Neem de regels van de gegevens hieronder letterlijk over, vanaf de eerste regel tot en met de regel met "file-label-f: f [165,239,195,254]".
_____
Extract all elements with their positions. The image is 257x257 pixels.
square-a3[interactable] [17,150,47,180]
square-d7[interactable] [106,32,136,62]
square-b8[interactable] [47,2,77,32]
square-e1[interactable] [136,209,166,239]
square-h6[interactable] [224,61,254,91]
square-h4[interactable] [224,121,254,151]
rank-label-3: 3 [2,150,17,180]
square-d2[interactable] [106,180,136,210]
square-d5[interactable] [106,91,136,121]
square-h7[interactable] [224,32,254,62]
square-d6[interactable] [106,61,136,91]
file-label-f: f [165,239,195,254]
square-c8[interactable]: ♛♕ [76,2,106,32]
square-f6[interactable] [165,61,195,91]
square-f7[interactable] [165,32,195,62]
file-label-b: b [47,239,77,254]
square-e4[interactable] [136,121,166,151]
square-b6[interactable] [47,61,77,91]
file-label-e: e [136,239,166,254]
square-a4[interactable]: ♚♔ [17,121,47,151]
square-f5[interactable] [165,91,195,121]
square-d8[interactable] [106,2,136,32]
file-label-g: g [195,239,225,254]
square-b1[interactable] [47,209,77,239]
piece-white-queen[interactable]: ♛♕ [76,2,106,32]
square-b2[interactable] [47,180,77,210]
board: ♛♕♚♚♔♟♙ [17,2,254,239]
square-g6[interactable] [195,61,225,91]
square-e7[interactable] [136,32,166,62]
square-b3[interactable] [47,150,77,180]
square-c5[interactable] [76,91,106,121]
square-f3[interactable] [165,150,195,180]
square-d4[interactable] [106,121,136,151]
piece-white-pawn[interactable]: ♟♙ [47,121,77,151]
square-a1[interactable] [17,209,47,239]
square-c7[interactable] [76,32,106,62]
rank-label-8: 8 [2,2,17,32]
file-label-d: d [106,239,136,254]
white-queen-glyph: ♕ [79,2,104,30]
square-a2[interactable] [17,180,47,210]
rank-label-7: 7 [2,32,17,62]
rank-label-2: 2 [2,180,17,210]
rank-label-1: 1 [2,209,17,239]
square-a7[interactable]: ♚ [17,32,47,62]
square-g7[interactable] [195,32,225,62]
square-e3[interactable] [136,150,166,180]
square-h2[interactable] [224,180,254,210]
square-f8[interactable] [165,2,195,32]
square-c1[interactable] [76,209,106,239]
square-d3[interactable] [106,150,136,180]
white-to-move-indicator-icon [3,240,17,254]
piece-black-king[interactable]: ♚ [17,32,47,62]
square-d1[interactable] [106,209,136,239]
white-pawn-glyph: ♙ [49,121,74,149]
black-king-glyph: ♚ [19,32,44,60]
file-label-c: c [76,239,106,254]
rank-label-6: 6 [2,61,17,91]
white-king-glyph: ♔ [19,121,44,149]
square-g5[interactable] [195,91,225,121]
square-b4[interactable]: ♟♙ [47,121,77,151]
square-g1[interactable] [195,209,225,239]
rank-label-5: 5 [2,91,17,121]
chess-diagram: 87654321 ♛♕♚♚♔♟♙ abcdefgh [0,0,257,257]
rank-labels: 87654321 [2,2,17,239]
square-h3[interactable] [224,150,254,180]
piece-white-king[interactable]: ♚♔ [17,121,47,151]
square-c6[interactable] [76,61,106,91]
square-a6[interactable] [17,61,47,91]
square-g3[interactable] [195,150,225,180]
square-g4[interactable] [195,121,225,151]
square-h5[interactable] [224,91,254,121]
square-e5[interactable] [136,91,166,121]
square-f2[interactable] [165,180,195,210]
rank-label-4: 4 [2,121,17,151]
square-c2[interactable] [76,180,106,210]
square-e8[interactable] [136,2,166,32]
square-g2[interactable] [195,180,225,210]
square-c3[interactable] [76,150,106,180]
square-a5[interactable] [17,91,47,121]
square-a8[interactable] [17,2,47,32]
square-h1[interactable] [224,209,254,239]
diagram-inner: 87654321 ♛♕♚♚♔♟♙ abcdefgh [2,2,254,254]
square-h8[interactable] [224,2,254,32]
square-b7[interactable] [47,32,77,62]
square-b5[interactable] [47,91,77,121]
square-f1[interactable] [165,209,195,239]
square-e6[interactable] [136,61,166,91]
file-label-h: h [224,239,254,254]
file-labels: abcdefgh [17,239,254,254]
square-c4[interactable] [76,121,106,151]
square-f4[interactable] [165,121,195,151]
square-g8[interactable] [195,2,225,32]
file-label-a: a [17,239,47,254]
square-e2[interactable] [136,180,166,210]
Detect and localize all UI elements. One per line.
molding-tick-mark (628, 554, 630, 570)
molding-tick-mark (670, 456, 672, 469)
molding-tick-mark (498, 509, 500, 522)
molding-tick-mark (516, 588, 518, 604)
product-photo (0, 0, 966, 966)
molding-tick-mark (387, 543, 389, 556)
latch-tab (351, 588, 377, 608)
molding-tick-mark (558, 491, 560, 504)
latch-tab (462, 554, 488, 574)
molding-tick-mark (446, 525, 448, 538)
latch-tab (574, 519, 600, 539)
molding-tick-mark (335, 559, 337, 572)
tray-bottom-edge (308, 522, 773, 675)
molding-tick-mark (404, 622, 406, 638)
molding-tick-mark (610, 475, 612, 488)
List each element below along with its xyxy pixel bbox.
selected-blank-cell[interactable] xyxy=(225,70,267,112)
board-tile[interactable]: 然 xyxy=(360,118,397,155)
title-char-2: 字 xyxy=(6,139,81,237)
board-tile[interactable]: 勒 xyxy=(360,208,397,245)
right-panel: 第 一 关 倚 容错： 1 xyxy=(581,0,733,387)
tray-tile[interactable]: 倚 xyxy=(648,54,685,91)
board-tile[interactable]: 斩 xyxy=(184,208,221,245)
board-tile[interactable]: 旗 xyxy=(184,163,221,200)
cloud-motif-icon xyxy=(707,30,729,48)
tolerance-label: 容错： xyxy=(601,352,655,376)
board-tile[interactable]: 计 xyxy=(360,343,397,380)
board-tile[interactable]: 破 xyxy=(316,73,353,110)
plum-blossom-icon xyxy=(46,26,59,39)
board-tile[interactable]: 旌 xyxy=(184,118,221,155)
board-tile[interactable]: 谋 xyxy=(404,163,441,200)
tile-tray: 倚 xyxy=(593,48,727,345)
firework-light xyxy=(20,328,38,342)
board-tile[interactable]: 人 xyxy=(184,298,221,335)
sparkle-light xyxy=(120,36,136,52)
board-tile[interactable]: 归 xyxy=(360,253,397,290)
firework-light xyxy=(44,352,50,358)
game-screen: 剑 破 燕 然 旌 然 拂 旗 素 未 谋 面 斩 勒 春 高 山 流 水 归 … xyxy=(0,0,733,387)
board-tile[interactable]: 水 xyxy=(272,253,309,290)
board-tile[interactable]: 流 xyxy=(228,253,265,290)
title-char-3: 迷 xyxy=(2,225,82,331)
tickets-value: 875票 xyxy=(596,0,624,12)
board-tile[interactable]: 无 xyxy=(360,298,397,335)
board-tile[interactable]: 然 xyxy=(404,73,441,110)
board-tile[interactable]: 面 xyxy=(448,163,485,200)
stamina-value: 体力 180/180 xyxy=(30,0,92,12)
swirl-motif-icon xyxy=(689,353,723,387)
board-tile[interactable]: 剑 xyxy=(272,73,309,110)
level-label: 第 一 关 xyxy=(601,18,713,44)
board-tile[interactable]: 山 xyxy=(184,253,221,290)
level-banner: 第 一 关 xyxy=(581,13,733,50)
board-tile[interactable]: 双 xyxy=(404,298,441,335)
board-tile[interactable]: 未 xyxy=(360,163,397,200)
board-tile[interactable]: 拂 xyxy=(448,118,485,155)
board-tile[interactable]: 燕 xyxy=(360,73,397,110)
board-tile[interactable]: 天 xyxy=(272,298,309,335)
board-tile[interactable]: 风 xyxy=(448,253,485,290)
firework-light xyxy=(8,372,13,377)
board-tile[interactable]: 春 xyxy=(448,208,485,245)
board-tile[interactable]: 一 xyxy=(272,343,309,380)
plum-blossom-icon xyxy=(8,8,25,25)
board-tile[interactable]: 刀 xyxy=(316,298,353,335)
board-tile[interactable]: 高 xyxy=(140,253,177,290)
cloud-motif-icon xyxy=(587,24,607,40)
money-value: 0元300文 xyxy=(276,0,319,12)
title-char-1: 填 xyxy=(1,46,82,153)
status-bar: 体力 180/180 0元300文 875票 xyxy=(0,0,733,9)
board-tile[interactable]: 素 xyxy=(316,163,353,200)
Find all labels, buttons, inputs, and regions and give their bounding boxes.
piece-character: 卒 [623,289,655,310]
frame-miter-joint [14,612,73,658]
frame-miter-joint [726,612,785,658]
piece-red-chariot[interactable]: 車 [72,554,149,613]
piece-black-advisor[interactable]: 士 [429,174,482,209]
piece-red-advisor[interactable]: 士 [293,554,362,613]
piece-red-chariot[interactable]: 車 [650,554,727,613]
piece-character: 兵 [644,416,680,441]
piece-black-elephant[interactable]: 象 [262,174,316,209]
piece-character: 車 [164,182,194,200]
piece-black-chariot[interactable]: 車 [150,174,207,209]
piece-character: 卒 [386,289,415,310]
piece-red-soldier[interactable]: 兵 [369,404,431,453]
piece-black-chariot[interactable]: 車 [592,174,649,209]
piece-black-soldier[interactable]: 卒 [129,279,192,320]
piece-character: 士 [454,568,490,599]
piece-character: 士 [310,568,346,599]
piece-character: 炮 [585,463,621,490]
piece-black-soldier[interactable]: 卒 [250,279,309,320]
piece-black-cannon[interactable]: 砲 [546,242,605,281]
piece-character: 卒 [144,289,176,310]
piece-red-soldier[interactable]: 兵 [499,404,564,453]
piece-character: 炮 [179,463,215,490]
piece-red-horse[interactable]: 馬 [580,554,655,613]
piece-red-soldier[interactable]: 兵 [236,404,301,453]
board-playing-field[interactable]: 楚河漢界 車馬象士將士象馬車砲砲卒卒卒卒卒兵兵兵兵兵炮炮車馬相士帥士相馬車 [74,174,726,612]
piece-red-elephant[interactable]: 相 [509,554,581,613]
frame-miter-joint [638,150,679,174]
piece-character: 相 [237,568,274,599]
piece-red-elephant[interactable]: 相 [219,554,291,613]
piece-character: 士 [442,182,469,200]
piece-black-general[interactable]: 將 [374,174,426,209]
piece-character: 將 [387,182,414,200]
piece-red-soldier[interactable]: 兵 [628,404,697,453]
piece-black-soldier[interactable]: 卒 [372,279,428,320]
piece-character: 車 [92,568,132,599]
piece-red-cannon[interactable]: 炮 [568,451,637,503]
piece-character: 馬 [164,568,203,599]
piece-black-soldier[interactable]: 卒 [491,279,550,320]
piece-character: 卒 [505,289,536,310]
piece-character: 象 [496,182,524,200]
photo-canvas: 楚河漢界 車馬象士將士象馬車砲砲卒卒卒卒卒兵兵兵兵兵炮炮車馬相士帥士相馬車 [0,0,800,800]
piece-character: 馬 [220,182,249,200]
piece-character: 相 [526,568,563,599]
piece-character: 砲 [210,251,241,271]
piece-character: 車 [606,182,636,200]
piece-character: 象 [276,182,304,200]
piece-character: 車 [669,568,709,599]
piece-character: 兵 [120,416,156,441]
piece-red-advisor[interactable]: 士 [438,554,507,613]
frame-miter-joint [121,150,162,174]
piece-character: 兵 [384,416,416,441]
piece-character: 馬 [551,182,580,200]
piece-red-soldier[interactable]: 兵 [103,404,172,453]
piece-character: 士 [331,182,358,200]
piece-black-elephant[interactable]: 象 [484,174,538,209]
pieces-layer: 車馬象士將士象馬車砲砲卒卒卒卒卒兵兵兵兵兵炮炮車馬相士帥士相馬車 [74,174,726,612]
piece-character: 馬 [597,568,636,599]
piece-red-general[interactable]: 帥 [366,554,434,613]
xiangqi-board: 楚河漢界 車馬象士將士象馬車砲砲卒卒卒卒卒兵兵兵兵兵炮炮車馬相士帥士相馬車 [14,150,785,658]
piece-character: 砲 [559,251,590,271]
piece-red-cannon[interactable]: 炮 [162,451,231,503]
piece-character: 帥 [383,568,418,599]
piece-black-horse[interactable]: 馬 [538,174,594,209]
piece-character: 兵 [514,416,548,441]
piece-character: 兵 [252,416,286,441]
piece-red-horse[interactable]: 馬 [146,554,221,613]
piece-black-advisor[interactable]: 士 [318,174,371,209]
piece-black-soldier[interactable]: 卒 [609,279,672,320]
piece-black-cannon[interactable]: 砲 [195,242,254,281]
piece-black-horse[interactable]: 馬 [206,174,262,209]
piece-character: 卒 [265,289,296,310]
_____
- _Antwoord_:
Extract all elements with their positions. The image is 257x257 pixels.
square-a3[interactable] [17,150,47,180]
square-d7[interactable] [106,32,136,62]
square-b8[interactable] [47,2,77,32]
square-e1[interactable] [136,209,166,239]
square-h6[interactable] [224,61,254,91]
square-h4[interactable] [224,121,254,151]
rank-label-3: 3 [2,150,17,180]
square-d2[interactable] [106,180,136,210]
square-d5[interactable] [106,91,136,121]
square-h7[interactable] [224,32,254,62]
square-d6[interactable] [106,61,136,91]
file-label-f: f [165,239,195,254]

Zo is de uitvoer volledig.